> [REQUEST] All records are to be retyped faithfully and completely.

— Begin —

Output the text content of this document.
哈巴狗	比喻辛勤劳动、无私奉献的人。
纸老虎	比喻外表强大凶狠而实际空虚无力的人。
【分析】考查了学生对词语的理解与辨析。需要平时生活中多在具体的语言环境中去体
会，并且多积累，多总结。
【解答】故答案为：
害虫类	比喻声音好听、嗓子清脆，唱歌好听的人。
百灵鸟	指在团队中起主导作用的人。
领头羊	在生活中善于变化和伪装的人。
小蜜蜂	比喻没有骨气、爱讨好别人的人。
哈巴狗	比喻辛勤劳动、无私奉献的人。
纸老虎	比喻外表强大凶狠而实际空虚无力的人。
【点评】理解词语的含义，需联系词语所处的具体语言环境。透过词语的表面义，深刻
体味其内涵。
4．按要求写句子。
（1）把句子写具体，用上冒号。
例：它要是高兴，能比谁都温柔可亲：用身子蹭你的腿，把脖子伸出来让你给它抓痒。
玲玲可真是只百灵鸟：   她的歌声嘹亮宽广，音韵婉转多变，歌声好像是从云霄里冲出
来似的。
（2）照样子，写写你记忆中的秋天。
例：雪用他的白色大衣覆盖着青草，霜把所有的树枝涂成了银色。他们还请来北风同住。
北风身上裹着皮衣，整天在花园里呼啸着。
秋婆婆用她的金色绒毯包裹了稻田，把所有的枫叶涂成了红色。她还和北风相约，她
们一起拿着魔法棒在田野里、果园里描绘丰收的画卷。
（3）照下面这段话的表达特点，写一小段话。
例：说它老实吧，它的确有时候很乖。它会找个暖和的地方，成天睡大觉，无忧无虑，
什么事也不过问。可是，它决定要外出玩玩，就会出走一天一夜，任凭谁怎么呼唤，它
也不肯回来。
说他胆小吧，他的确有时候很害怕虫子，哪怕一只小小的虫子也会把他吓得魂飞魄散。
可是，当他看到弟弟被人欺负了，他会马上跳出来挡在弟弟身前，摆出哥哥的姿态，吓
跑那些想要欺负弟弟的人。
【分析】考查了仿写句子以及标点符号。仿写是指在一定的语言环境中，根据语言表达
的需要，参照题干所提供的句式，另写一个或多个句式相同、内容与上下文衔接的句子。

— End —

> [OUTPUT FOR THIS EXERCISE]
Output the text content of this document.
哈巴狗	比喻辛勤劳动、无私奉献的人。
纸老虎	比喻外表强大凶狠而实际空虚无力的人。
【分析】考查了学生对词语的理解与辨析。需要平时生活中多在具体的语言环境中去体
会，并且多积累，多总结。
【解答】故答案为：
害虫类	比喻声音好听、嗓子清脆，唱歌好听的人。
百灵鸟	指在团队中起主导作用的人。
领头羊	在生活中善于变化和伪装的人。
小蜜蜂	比喻没有骨气、爱讨好别人的人。
哈巴狗	比喻辛勤劳动、无私奉献的人。
纸老虎	比喻外表强大凶狠而实际空虚无力的人。
【点评】理解词语的含义，需联系词语所处的具体语言环境。透过词语的表面义，深刻
体味其内涵。
4．按要求写句子。
（1）把句子写具体，用上冒号。
例：它要是高兴，能比谁都温柔可亲：用身子蹭你的腿，把脖子伸出来让你给它抓痒。
玲玲可真是只百灵鸟：   她的歌声嘹亮宽广，音韵婉转多变，歌声好像是从云霄里冲出
来似的。
（2）照样子，写写你记忆中的秋天。
例：雪用他的白色大衣覆盖着青草，霜把所有的树枝涂成了银色。他们还请来北风同住。
北风身上裹着皮衣，整天在花园里呼啸着。
秋婆婆用她的金色绒毯包裹了稻田，把所有的枫叶涂成了红色。她还和北风相约，她
们一起拿着魔法棒在田野里、果园里描绘丰收的画卷。
（3）照下面这段话的表达特点，写一小段话。
例：说它老实吧，它的确有时候很乖。它会找个暖和的地方，成天睡大觉，无忧无虑，
什么事也不过问。可是，它决定要外出玩玩，就会出走一天一夜，任凭谁怎么呼唤，它
也不肯回来。
说他胆小吧，他的确有时候很害怕虫子，哪怕一只小小的虫子也会把他吓得魂飞魄散。
可是，当他看到弟弟被人欺负了，他会马上跳出来挡在弟弟身前，摆出哥哥的姿态，吓
跑那些想要欺负弟弟的人。
【分析】考查了仿写句子以及标点符号。仿写是指在一定的语言环境中，根据语言表达
的需要，参照题干所提供的句式，另写一个或多个句式相同、内容与上下文衔接的句子。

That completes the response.